INSTRUCTION :: Without the pictures, output the records below word for word.

[Stored data]
--------------------

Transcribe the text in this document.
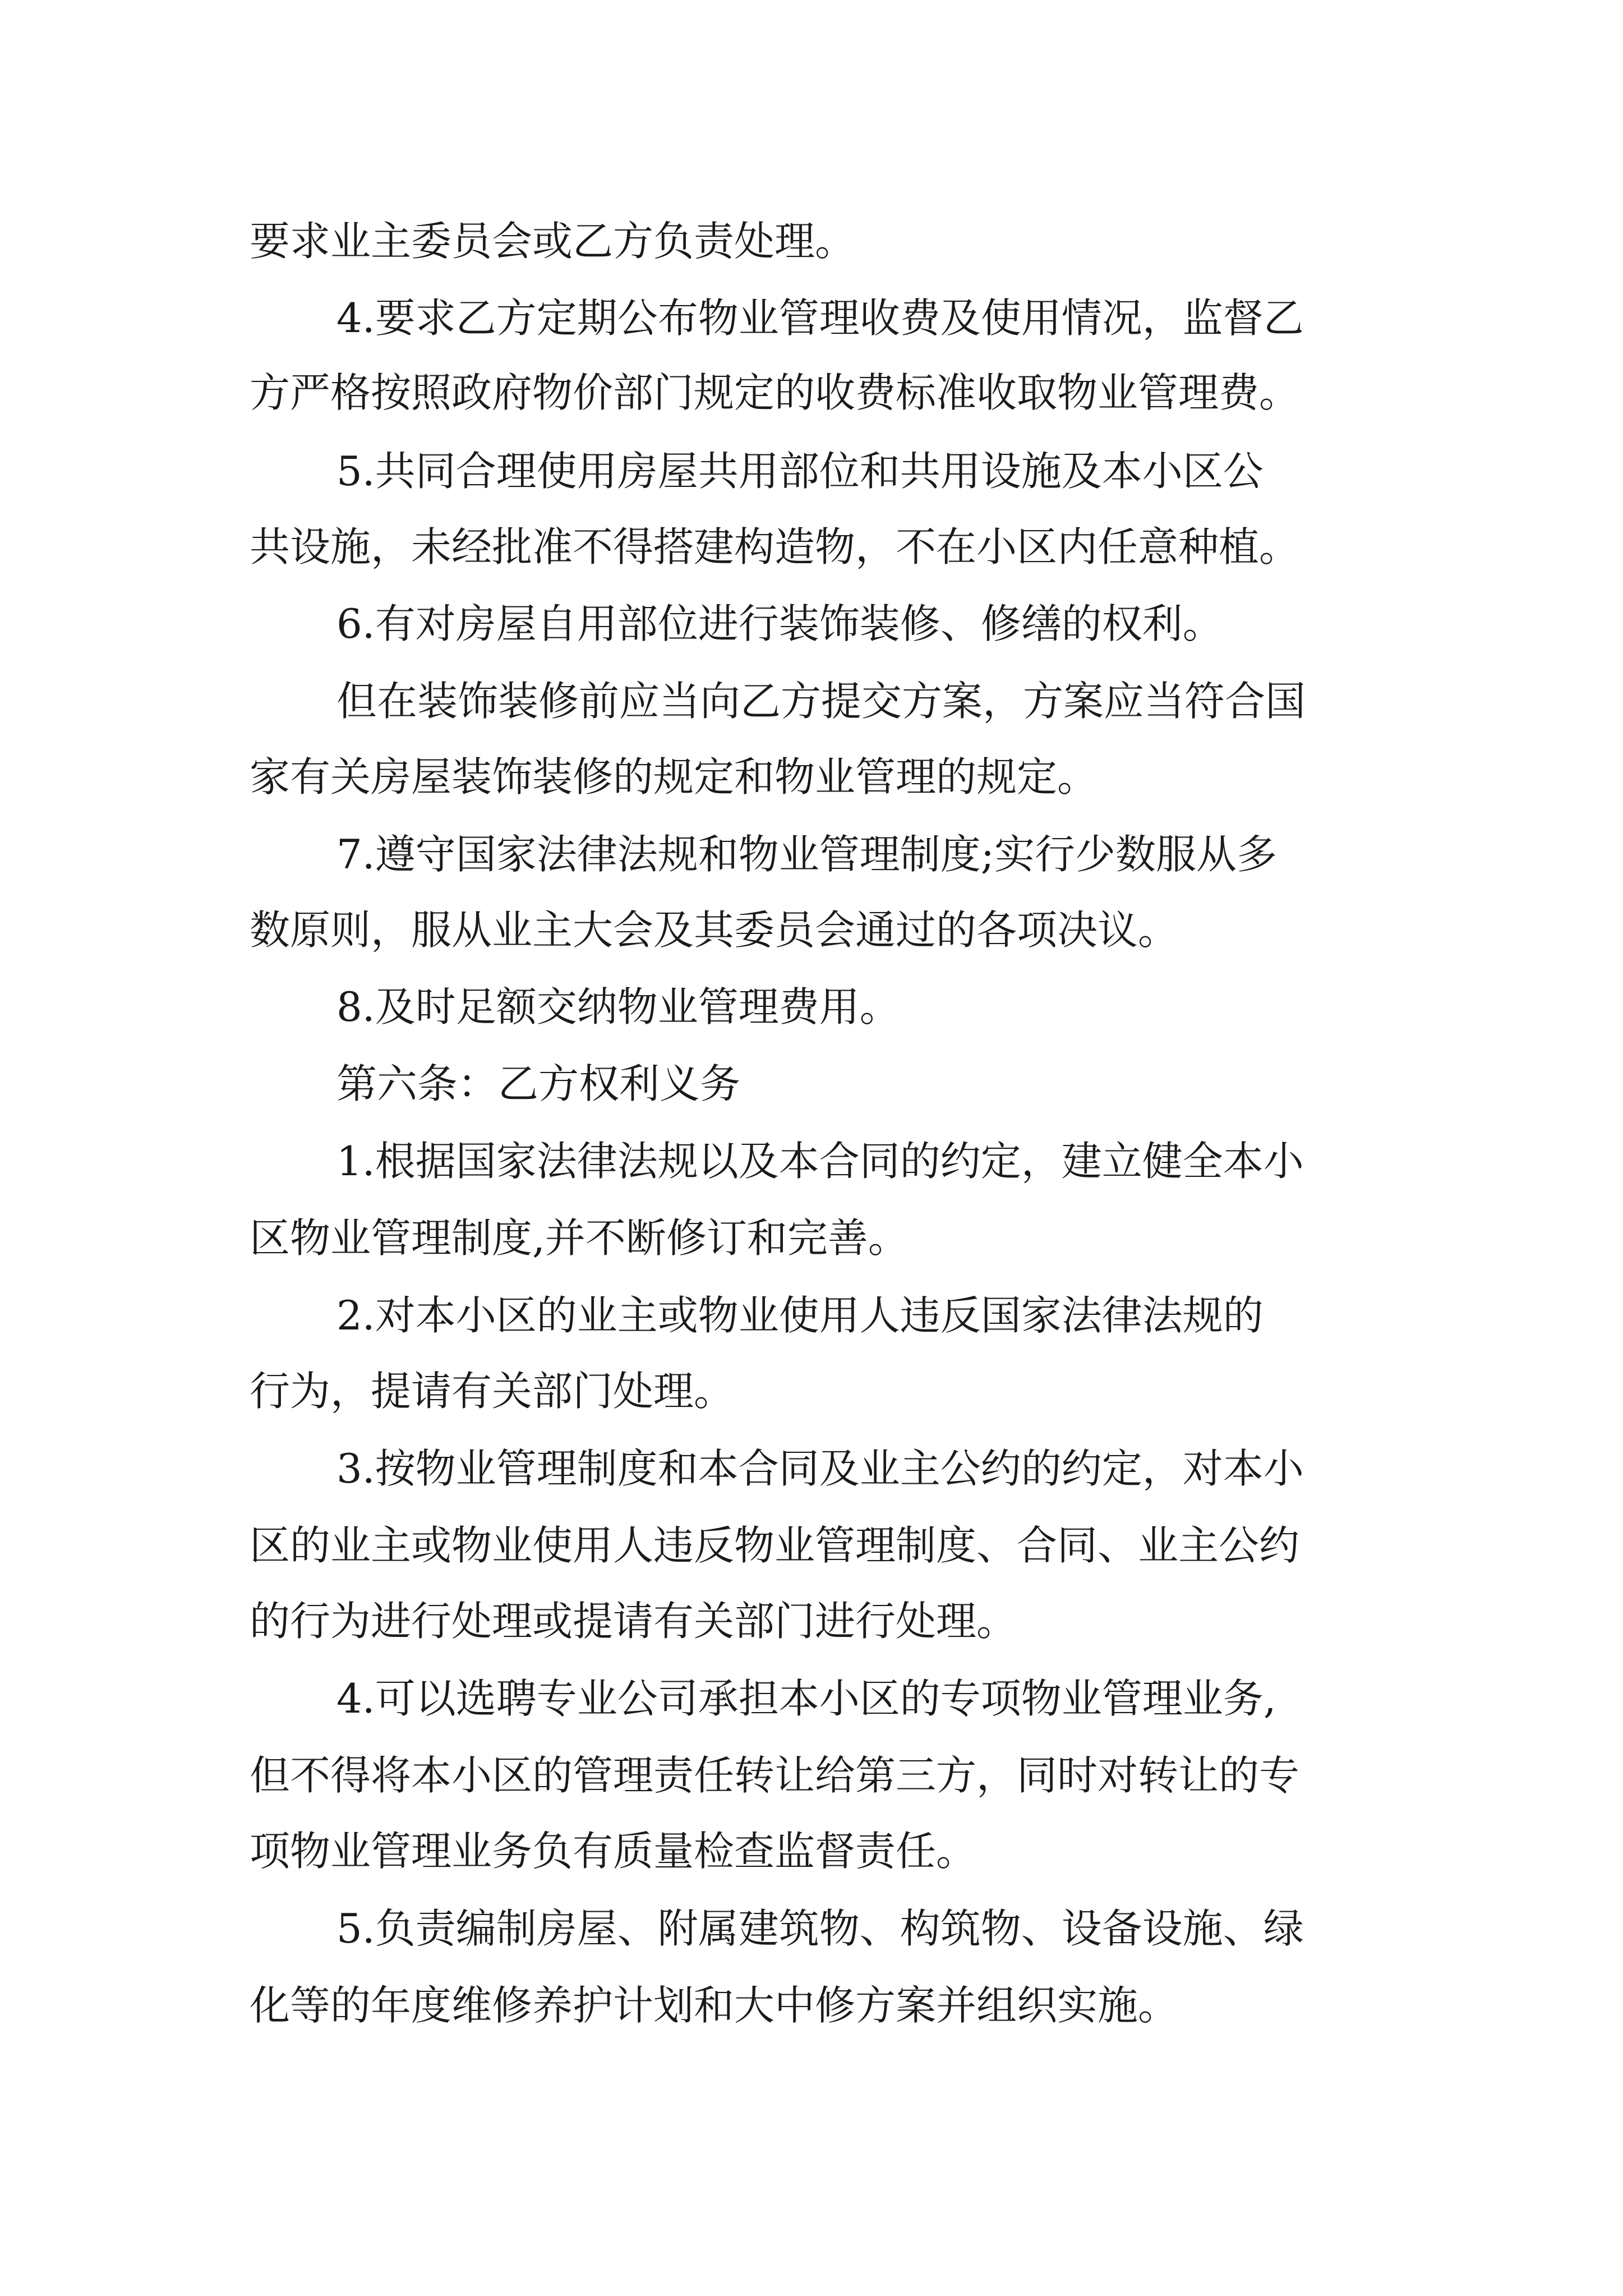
要求业主委员会或乙方负责处理。

4.要求乙方定期公布物业管理收费及使用情况，监督乙

方严格按照政府物价部门规定的收费标准收取物业管理费。

5.共同合理使用房屋共用部位和共用设施及本小区公

共设施，未经批准不得搭建构造物，不在小区内任意种植。

6.有对房屋自用部位进行装饰装修、修缮的权利。

但在装饰装修前应当向乙方提交方案，方案应当符合国

家有关房屋装饰装修的规定和物业管理的规定。

7.遵守国家法律法规和物业管理制度;实行少数服从多

数原则，服从业主大会及其委员会通过的各项决议。

8.及时足额交纳物业管理费用。

第六条：乙方权利义务

1.根据国家法律法规以及本合同的约定，建立健全本小

区物业管理制度,并不断修订和完善。

2.对本小区的业主或物业使用人违反国家法律法规的

行为，提请有关部门处理。

3.按物业管理制度和本合同及业主公约的约定，对本小

区的业主或物业使用人违反物业管理制度、合同、业主公约

的行为进行处理或提请有关部门进行处理。

4.可以选聘专业公司承担本小区的专项物业管理业务,

但不得将本小区的管理责任转让给第三方，同时对转让的专

项物业管理业务负有质量检查监督责任。

5.负责编制房屋、附属建筑物、构筑物、设备设施、绿

化等的年度维修养护计划和大中修方案并组织实施。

--------------------

IN RESPONSE ::
Transcribe the text in this document.
要求业主委员会或乙方负责处理。

4.要求乙方定期公布物业管理收费及使用情况，监督乙

方严格按照政府物价部门规定的收费标准收取物业管理费。

5.共同合理使用房屋共用部位和共用设施及本小区公

共设施，未经批准不得搭建构造物，不在小区内任意种植。

6.有对房屋自用部位进行装饰装修、修缮的权利。

但在装饰装修前应当向乙方提交方案，方案应当符合国

家有关房屋装饰装修的规定和物业管理的规定。

7.遵守国家法律法规和物业管理制度;实行少数服从多

数原则，服从业主大会及其委员会通过的各项决议。

8.及时足额交纳物业管理费用。

第六条：乙方权利义务

1.根据国家法律法规以及本合同的约定，建立健全本小

区物业管理制度,并不断修订和完善。

2.对本小区的业主或物业使用人违反国家法律法规的

行为，提请有关部门处理。

3.按物业管理制度和本合同及业主公约的约定，对本小

区的业主或物业使用人违反物业管理制度、合同、业主公约

的行为进行处理或提请有关部门进行处理。

4.可以选聘专业公司承担本小区的专项物业管理业务,

但不得将本小区的管理责任转让给第三方，同时对转让的专

项物业管理业务负有质量检查监督责任。

5.负责编制房屋、附属建筑物、构筑物、设备设施、绿

化等的年度维修养护计划和大中修方案并组织实施。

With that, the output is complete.